* _Instruções da tarefa_:
[1] Por favor, resuma o trecho selecionado em duas frases.
[2] Responda às perguntas abaixo com base no trecho selecionado.
(a) Quanto fica mais caro o litro da gasolina nos postos com a elevação do ICMS?
(b) Que órgão decidiu o reajuste do ICMS e em que mês?
(c) De quanto por litro é o aumento do diesel anunciado pela Petrobras?

* _Trecho selecionado_:
»»
Combustíveis sobem e Estados turbinam arrecadação recorde

O Estado de S. Paulo

 

A partir de hoje, com a elevação do Imposto sobre Circulação de Mercadorias e Serviços (ICMS) sobre os combustíveis, o litro da gasolina fica R$ 0,10 mais caro nos postos, enquanto o diesel sobe R$ 0,06. No caso do diesel, o preço também deve ser impactado por um aumento anunciado pela Petrobras ontem, de R$ 0,22 por litro.

 

O reajuste do ICMS foi decidido em outubro passado pelo Conselho Nacional de Política Fazendária (Confaz), que reúne os Estados. O aumento no preço dos combustíveis ocorre no momento em que os Estados batem recordes de arrecadação, puxados principalmente pelo ICMS.
««
* _Linhas de dados_:
»»
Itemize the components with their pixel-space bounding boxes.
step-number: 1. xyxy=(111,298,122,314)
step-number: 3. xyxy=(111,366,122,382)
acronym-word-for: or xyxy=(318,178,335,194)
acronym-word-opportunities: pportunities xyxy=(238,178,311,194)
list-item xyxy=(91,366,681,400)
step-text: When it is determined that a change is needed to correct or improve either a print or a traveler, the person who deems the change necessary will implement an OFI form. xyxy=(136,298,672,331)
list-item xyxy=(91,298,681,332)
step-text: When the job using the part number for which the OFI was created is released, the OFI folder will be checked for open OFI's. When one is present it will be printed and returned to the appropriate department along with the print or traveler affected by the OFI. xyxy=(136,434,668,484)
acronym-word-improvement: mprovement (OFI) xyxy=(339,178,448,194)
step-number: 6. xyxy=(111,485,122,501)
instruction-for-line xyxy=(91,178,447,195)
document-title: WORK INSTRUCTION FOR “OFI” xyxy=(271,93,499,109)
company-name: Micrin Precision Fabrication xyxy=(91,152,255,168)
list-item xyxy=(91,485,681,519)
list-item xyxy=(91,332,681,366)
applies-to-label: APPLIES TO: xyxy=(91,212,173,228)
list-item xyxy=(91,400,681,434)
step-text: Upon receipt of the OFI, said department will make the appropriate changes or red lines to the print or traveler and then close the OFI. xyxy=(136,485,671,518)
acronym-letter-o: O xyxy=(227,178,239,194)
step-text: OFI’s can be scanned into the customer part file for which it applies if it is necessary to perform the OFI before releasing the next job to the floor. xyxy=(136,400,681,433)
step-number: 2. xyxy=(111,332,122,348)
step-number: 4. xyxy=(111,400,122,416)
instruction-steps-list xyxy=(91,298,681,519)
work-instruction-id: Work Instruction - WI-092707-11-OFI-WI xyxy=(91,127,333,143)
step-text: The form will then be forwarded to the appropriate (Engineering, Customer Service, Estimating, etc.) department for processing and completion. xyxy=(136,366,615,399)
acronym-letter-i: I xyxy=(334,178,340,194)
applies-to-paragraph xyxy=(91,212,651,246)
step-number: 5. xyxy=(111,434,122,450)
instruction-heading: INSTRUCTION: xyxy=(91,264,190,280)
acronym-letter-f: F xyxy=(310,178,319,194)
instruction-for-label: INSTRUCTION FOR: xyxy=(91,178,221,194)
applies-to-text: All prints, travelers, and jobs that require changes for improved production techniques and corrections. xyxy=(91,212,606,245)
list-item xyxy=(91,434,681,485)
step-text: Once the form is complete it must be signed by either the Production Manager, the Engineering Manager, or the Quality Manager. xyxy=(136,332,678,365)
««
* _Respostas_:
[1] A partir de hoje, a elevação do ICMS sobre os combustíveis deixa o litro da gasolina R$ 0,10 mais caro nos postos e o do diesel R$ 0,06 mais caro. O diesel também deve ser impactado por um aumento de R$ 0,22 por litro anunciado ontem pela Petrobras, e a alta ocorre quando os Estados batem recordes de arrecadação, puxados principalmente pelo ICMS.

[2]
(a) R$ 0,10.
(b) O Conselho Nacional de Política Fazendária (Confaz), em outubro passado.
(c) R$ 0,22 por litro.